### Extracted data entries:
— start —

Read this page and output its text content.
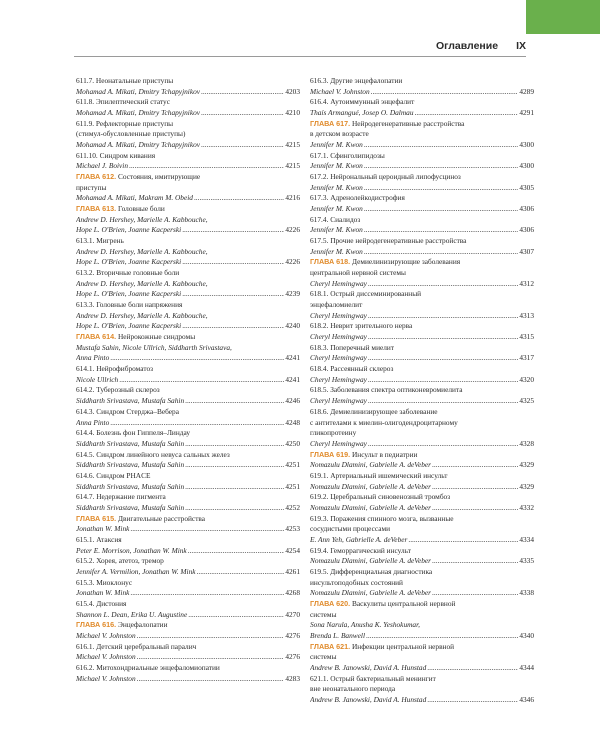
Оглавление IX
611.7. Неонатальные приступы
Mohamad A. Mikati, Dmitry Tchapyjnikov .....	4203
611.8. Эпилептический статус
Mohamad A. Mikati, Dmitry Tchapyjnikov .....	4210
611.9. Рефлекторные приступы
(стимул-обусловленные приступы)
Mohamad A. Mikati, Dmitry Tchapyjnikov .....	4215
611.10. Синдром кивания
Michael J. Boivin .....	4215
ГЛАВА 612. Состояния, имитирующие
приступы
Mohamad A. Mikati, Makram M. Obeid .....	4216
ГЛАВА 613. Головные боли
Andrew D. Hershey, Marielle A. Kabbouche,
Hope L. O'Brien, Joanne Kacperski .....	4226
613.1. Мигрень
Andrew D. Hershey, Marielle A. Kabbouche,
Hope L. O'Brien, Joanne Kacperski .....	4226
613.2. Вторичные головные боли
Andrew D. Hershey, Marielle A. Kabbouche,
Hope L. O'Brien, Joanne Kacperski .....	4239
613.3. Головные боли напряжения
Andrew D. Hershey, Marielle A. Kabbouche,
Hope L. O'Brien, Joanne Kacperski .....	4240
ГЛАВА 614. Нейрокожные синдромы
Mustafa Sahin, Nicole Ullrich, Siddharth Srivastava,
Anna Pinto .....	4241
614.1. Нейрофиброматоз
Nicole Ullrich .....	4241
614.2. Туберозный склероз
Siddharth Srivastava, Mustafa Sahin .....	4246
614.3. Синдром Стерджа–Вебера
Anna Pinto .....	4248
614.4. Болезнь фон Гиппеля–Линдау
Siddharth Srivastava, Mustafa Sahin .....	4250
614.5. Синдром линейного невуса сальных желез
Siddharth Srivastava, Mustafa Sahin .....	4251
614.6. Синдром PHACE
Siddharth Srivastava, Mustafa Sahin .....	4251
614.7. Недержание пигмента
Siddharth Srivastava, Mustafa Sahin .....	4252
ГЛАВА 615. Двигательные расстройства
Jonathan W. Mink .....	4253
615.1. Атаксия
Peter E. Morrison, Jonathan W. Mink .....	4254
615.2. Хорея, атетоз, тремор
Jennifer A. Vermilion, Jonathan W. Mink .....	4261
615.3. Миоклонус
Jonathan W. Mink .....	4268
615.4. Дистония
Shannon L. Dean, Erika U. Augustine .....	4270
ГЛАВА 616. Энцефалопатии
Michael V. Johnston .....	4276
616.1. Детский церебральный паралич
Michael V. Johnston .....	4276
616.2. Митохондриальные энцефаломиопатии
Michael V. Johnston .....	4283
616.3. Другие энцефалопатии
Michael V. Johnston .....	4289
616.4. Аутоиммунный энцефалит
Thaís Armangué, Josep O. Dalmau .....	4291
ГЛАВА 617. Нейродегенеративные расстройства
в детском возрасте
Jennifer M. Kwon .....	4300
617.1. Сфинголипидозы
Jennifer M. Kwon .....	4300
617.2. Нейрональный цероидный липофусциноз
Jennifer M. Kwon .....	4305
617.3. Адренолейкодистрофия
Jennifer M. Kwon .....	4306
617.4. Сиалидоз
Jennifer M. Kwon .....	4306
617.5. Прочие нейродегенеративные расстройства
Jennifer M. Kwon .....	4307
ГЛАВА 618. Демиелинизирующие заболевания
центральной нервной системы
Cheryl Hemingway .....	4312
618.1. Острый диссеминированный
энцефаломиелит
Cheryl Hemingway .....	4313
618.2. Неврит зрительного нерва
Cheryl Hemingway .....	4315
618.3. Поперечный миелит
Cheryl Hemingway .....	4317
618.4. Рассеянный склероз
Cheryl Hemingway .....	4320
618.5. Заболевания спектра оптиконевромиелита
Cheryl Hemingway .....	4325
618.6. Демиелинизирующее заболевание
с антителами к миелин-олигодендроцитарному
гликопротеину
Cheryl Hemingway .....	4328
ГЛАВА 619. Инсульт в педиатрии
Nomazulu Dlamini, Gabrielle A. deVeber .....	4329
619.1. Артериальный ишемический инсульт
Nomazulu Dlamini, Gabrielle A. deVeber .....	4329
619.2. Церебральный синовенозный тромбоз
Nomazulu Dlamini, Gabrielle A. deVeber .....	4332
619.3. Поражения спинного мозга, вызванные
сосудистыми процессами
E. Ann Yeh, Gabrielle A. deVeber .....	4334
619.4. Геморрагический инсульт
Nomazulu Dlamini, Gabrielle A. deVeber .....	4335
619.5. Дифференциальная диагностика
инсультоподобных состояний
Nomazulu Dlamini, Gabrielle A. deVeber .....	4338
ГЛАВА 620. Васкулиты центральной нервной
системы
Sona Narula, Anusha K. Yeshokumar,
Brenda L. Banwell .....	4340
ГЛАВА 621. Инфекции центральной нервной
системы
Andrew B. Janowski, David A. Hunstad .....	4344
621.1. Острый бактериальный менингит
вне неонатального периода
Andrew B. Janowski, David A. Hunstad .....	4346
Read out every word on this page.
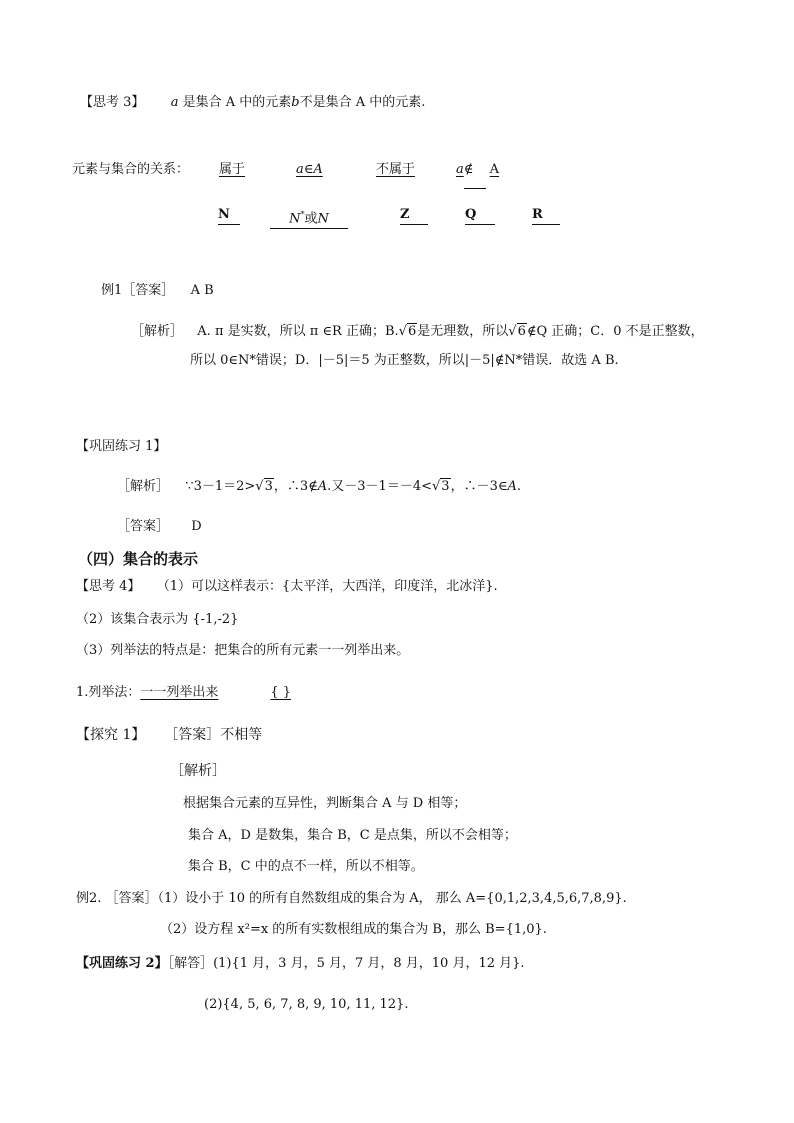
【思考 3】 a 是集合 A 中的元素b不是集合 A 中的元素.
元素与集合的关系： 属于	a∈A	不属于	a∉ A
N	N*或N	Z	Q	R
例1［答案］ A B
［解析］ A. π 是实数，所以 π ∈R 正确；B.√6是无理数，所以√6∉Q 正确；C．0 不是正整数，
所以 0∈N*错误；D．|－5|＝5 为正整数，所以|－5|∉N*错误．故选 A B.
【巩固练习 1】
［解析］ ∵3－1＝2>√3，∴3∉A.又－3－1＝－4<√3，∴－3∈A.
［答案］ D
（四）集合的表示
【思考 4】 （1）可以这样表示：{太平洋，大西洋，印度洋，北冰洋}.
（2）该集合表示为 {-1,-2}
（3）列举法的特点是：把集合的所有元素一一列举出来。
1.列举法：一一列举出来	{ }
【探究 1】 ［答案］不相等
［解析］
根据集合元素的互异性，判断集合 A 与 D 相等；
集合 A，D 是数集，集合 B，C 是点集，所以不会相等；
集合 B，C 中的点不一样，所以不相等。
例2. ［答案］（1）设小于 10 的所有自然数组成的集合为 A， 那么 A={0,1,2,3,4,5,6,7,8,9}.
（2）设方程 x²=x 的所有实数根组成的集合为 B，那么 B={1,0}.
【巩固练习 2】［解答］(1){1 月，3 月，5 月，7 月，8 月，10 月，12 月}.
(2){4, 5, 6, 7, 8, 9, 10, 11, 12}.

— end —

### SHORT TASK:
Copy out each line word for word, please, skipping the images.

### RESPONSE:
Read this page and output its text content.
Оглавление IX
611.7. Неонатальные приступы
Mohamad A. Mikati, Dmitry Tchapyjnikov .....	4203
611.8. Эпилептический статус
Mohamad A. Mikati, Dmitry Tchapyjnikov .....	4210
611.9. Рефлекторные приступы
(стимул-обусловленные приступы)
Mohamad A. Mikati, Dmitry Tchapyjnikov .....	4215
611.10. Синдром кивания
Michael J. Boivin .....	4215
ГЛАВА 612. Состояния, имитирующие
приступы
Mohamad A. Mikati, Makram M. Obeid .....	4216
ГЛАВА 613. Головные боли
Andrew D. Hershey, Marielle A. Kabbouche,
Hope L. O'Brien, Joanne Kacperski .....	4226
613.1. Мигрень
Andrew D. Hershey, Marielle A. Kabbouche,
Hope L. O'Brien, Joanne Kacperski .....	4226
613.2. Вторичные головные боли
Andrew D. Hershey, Marielle A. Kabbouche,
Hope L. O'Brien, Joanne Kacperski .....	4239
613.3. Головные боли напряжения
Andrew D. Hershey, Marielle A. Kabbouche,
Hope L. O'Brien, Joanne Kacperski .....	4240
ГЛАВА 614. Нейрокожные синдромы
Mustafa Sahin, Nicole Ullrich, Siddharth Srivastava,
Anna Pinto .....	4241
614.1. Нейрофиброматоз
Nicole Ullrich .....	4241
614.2. Туберозный склероз
Siddharth Srivastava, Mustafa Sahin .....	4246
614.3. Синдром Стерджа–Вебера
Anna Pinto .....	4248
614.4. Болезнь фон Гиппеля–Линдау
Siddharth Srivastava, Mustafa Sahin .....	4250
614.5. Синдром линейного невуса сальных желез
Siddharth Srivastava, Mustafa Sahin .....	4251
614.6. Синдром PHACE
Siddharth Srivastava, Mustafa Sahin .....	4251
614.7. Недержание пигмента
Siddharth Srivastava, Mustafa Sahin .....	4252
ГЛАВА 615. Двигательные расстройства
Jonathan W. Mink .....	4253
615.1. Атаксия
Peter E. Morrison, Jonathan W. Mink .....	4254
615.2. Хорея, атетоз, тремор
Jennifer A. Vermilion, Jonathan W. Mink .....	4261
615.3. Миоклонус
Jonathan W. Mink .....	4268
615.4. Дистония
Shannon L. Dean, Erika U. Augustine .....	4270
ГЛАВА 616. Энцефалопатии
Michael V. Johnston .....	4276
616.1. Детский церебральный паралич
Michael V. Johnston .....	4276
616.2. Митохондриальные энцефаломиопатии
Michael V. Johnston .....	4283
616.3. Другие энцефалопатии
Michael V. Johnston .....	4289
616.4. Аутоиммунный энцефалит
Thaís Armangué, Josep O. Dalmau .....	4291
ГЛАВА 617. Нейродегенеративные расстройства
в детском возрасте
Jennifer M. Kwon .....	4300
617.1. Сфинголипидозы
Jennifer M. Kwon .....	4300
617.2. Нейрональный цероидный липофусциноз
Jennifer M. Kwon .....	4305
617.3. Адренолейкодистрофия
Jennifer M. Kwon .....	4306
617.4. Сиалидоз
Jennifer M. Kwon .....	4306
617.5. Прочие нейродегенеративные расстройства
Jennifer M. Kwon .....	4307
ГЛАВА 618. Демиелинизирующие заболевания
центральной нервной системы
Cheryl Hemingway .....	4312
618.1. Острый диссеминированный
энцефаломиелит
Cheryl Hemingway .....	4313
618.2. Неврит зрительного нерва
Cheryl Hemingway .....	4315
618.3. Поперечный миелит
Cheryl Hemingway .....	4317
618.4. Рассеянный склероз
Cheryl Hemingway .....	4320
618.5. Заболевания спектра оптиконевромиелита
Cheryl Hemingway .....	4325
618.6. Демиелинизирующее заболевание
с антителами к миелин-олигодендроцитарному
гликопротеину
Cheryl Hemingway .....	4328
ГЛАВА 619. Инсульт в педиатрии
Nomazulu Dlamini, Gabrielle A. deVeber .....	4329
619.1. Артериальный ишемический инсульт
Nomazulu Dlamini, Gabrielle A. deVeber .....	4329
619.2. Церебральный синовенозный тромбоз
Nomazulu Dlamini, Gabrielle A. deVeber .....	4332
619.3. Поражения спинного мозга, вызванные
сосудистыми процессами
E. Ann Yeh, Gabrielle A. deVeber .....	4334
619.4. Геморрагический инсульт
Nomazulu Dlamini, Gabrielle A. deVeber .....	4335
619.5. Дифференциальная диагностика
инсультоподобных состояний
Nomazulu Dlamini, Gabrielle A. deVeber .....	4338
ГЛАВА 620. Васкулиты центральной нервной
системы
Sona Narula, Anusha K. Yeshokumar,
Brenda L. Banwell .....	4340
ГЛАВА 621. Инфекции центральной нервной
системы
Andrew B. Janowski, David A. Hunstad .....	4344
621.1. Острый бактериальный менингит
вне неонатального периода
Andrew B. Janowski, David A. Hunstad .....	4346
Read out every word on this page.
【思考 3】 a 是集合 A 中的元素b不是集合 A 中的元素.
元素与集合的关系： 属于	a∈A	不属于	a∉ A
N	N*或N	Z	Q	R
例1［答案］ A B
［解析］ A. π 是实数，所以 π ∈R 正确；B.√6是无理数，所以√6∉Q 正确；C．0 不是正整数，
所以 0∈N*错误；D．|－5|＝5 为正整数，所以|－5|∉N*错误．故选 A B.
【巩固练习 1】
［解析］ ∵3－1＝2>√3，∴3∉A.又－3－1＝－4<√3，∴－3∈A.
［答案］ D
（四）集合的表示
【思考 4】 （1）可以这样表示：{太平洋，大西洋，印度洋，北冰洋}.
（2）该集合表示为 {-1,-2}
（3）列举法的特点是：把集合的所有元素一一列举出来。
1.列举法：一一列举出来	{ }
【探究 1】 ［答案］不相等
［解析］
根据集合元素的互异性，判断集合 A 与 D 相等；
集合 A，D 是数集，集合 B，C 是点集，所以不会相等；
集合 B，C 中的点不一样，所以不相等。
例2. ［答案］（1）设小于 10 的所有自然数组成的集合为 A， 那么 A={0,1,2,3,4,5,6,7,8,9}.
（2）设方程 x²=x 的所有实数根组成的集合为 B，那么 B={1,0}.
【巩固练习 2】［解答］(1){1 月，3 月，5 月，7 月，8 月，10 月，12 月}.
(2){4, 5, 6, 7, 8, 9, 10, 11, 12}.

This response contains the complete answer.